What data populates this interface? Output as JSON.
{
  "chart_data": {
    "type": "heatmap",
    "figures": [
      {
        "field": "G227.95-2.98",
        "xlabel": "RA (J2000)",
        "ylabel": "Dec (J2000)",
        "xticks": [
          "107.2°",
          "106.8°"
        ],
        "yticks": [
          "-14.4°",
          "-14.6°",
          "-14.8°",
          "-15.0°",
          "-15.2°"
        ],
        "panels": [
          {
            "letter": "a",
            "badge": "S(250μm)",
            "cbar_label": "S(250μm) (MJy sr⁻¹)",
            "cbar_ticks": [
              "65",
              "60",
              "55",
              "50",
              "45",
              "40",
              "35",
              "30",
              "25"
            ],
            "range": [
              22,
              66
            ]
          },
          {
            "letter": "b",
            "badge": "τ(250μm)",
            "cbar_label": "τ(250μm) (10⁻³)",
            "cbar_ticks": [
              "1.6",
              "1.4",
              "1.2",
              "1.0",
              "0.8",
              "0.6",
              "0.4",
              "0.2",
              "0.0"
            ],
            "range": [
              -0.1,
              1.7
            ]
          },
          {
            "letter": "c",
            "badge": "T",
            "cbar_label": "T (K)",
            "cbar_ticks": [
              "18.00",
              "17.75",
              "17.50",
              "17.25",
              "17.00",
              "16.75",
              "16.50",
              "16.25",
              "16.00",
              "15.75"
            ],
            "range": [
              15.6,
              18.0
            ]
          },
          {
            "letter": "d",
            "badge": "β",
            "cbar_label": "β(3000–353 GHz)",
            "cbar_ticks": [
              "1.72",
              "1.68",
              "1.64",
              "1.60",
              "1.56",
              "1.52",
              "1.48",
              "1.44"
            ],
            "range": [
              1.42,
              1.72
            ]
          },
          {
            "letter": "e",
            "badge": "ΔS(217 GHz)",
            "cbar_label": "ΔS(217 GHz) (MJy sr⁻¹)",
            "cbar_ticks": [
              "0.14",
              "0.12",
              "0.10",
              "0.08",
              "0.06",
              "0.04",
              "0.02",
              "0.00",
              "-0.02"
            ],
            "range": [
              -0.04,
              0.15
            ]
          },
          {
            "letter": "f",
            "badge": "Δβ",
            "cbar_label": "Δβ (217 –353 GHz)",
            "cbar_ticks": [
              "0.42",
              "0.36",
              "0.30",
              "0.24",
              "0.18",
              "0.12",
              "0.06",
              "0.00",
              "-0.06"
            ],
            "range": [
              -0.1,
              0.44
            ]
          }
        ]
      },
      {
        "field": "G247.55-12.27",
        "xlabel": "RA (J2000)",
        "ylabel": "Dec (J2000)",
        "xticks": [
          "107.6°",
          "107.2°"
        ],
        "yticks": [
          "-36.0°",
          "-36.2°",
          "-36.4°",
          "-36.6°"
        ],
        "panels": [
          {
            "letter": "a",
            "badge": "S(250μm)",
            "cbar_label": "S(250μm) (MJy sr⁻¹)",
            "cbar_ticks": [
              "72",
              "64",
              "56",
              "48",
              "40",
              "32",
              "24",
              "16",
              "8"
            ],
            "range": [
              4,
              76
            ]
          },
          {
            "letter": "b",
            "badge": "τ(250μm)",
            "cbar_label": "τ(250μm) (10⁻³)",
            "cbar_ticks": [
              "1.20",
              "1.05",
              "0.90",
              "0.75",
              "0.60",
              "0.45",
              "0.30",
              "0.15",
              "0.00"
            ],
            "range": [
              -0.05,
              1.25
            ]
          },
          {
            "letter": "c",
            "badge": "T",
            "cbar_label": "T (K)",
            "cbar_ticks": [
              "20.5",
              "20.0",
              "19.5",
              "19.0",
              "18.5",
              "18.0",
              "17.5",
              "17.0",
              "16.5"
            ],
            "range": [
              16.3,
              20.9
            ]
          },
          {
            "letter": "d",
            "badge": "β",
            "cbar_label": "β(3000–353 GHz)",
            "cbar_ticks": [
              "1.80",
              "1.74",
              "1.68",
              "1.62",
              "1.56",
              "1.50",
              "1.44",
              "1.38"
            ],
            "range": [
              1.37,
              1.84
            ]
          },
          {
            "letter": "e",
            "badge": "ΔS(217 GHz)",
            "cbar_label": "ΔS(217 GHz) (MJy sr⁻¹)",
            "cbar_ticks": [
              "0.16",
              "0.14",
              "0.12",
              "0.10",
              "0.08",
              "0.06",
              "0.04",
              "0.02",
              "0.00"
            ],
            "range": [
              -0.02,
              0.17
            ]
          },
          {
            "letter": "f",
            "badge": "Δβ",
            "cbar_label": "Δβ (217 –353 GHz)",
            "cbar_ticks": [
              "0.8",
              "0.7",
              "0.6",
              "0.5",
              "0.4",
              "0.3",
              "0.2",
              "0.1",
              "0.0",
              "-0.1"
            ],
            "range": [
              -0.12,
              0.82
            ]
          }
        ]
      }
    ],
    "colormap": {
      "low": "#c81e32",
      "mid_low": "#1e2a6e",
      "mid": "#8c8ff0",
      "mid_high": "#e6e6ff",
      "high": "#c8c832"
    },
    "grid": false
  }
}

********

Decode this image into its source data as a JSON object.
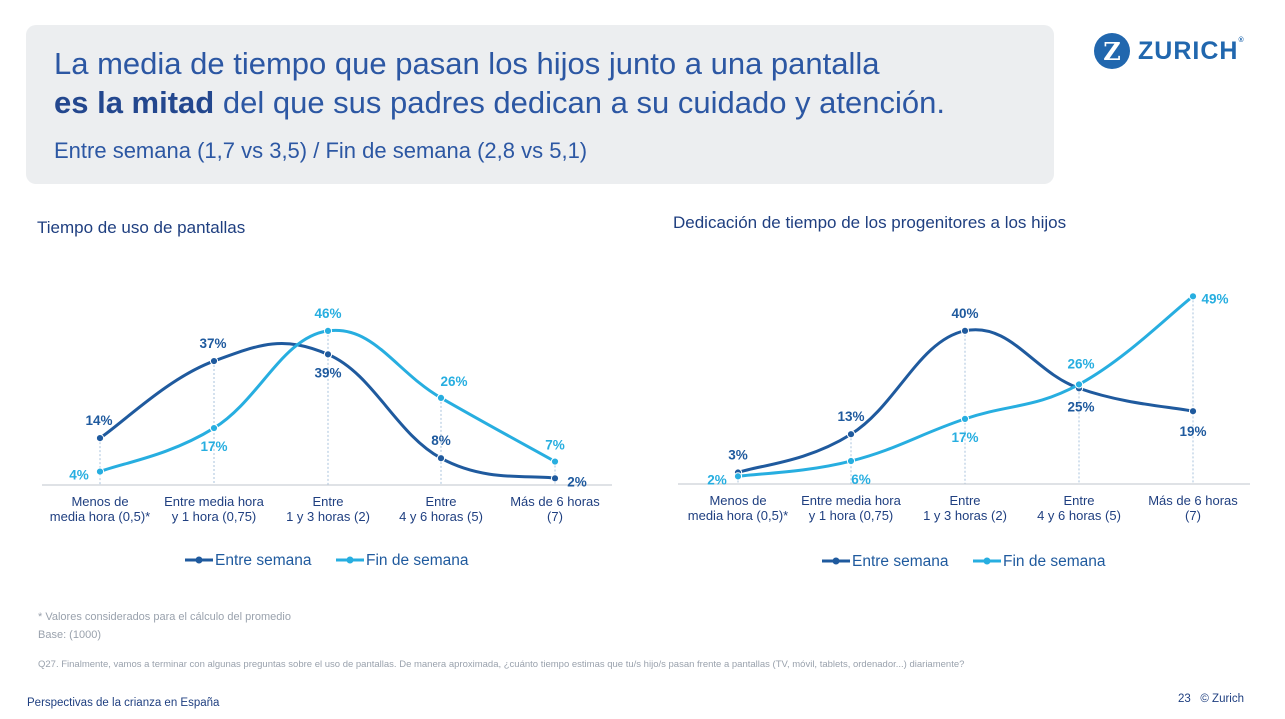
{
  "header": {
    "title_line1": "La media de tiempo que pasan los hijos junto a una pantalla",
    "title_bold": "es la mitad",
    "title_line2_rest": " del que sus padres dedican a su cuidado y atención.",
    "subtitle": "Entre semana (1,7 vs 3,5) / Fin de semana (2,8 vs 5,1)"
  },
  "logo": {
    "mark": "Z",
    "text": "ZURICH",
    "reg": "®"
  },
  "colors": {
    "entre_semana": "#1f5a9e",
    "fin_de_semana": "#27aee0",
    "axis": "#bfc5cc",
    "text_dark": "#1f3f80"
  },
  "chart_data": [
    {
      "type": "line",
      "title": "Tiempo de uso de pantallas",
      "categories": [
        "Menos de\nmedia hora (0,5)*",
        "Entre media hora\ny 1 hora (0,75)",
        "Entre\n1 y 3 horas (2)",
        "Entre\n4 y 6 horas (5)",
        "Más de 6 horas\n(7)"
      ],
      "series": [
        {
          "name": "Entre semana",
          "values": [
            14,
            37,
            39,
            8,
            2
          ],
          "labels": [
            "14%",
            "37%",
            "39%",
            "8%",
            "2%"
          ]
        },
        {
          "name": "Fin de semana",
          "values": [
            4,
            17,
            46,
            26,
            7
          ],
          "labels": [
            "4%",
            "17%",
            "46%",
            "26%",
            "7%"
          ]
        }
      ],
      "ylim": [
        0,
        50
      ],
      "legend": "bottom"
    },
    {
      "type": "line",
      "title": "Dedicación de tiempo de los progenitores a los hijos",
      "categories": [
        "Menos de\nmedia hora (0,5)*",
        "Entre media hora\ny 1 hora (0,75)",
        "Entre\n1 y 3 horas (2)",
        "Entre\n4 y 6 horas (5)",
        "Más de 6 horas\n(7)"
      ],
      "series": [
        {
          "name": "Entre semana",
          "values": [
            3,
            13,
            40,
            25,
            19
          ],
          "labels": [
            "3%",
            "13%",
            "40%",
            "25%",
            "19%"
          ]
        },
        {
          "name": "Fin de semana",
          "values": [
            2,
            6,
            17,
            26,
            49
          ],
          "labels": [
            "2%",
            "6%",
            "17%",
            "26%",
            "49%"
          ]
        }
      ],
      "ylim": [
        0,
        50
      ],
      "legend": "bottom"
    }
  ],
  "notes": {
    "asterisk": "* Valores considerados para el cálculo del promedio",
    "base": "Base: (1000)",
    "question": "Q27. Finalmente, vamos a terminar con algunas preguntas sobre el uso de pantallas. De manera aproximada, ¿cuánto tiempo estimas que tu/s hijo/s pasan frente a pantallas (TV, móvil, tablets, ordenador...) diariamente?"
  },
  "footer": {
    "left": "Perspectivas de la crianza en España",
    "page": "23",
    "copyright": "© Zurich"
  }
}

********

Direction: Work out how many lines of the listing above include "pasan". Answer with the number and nothing more.

The output: 2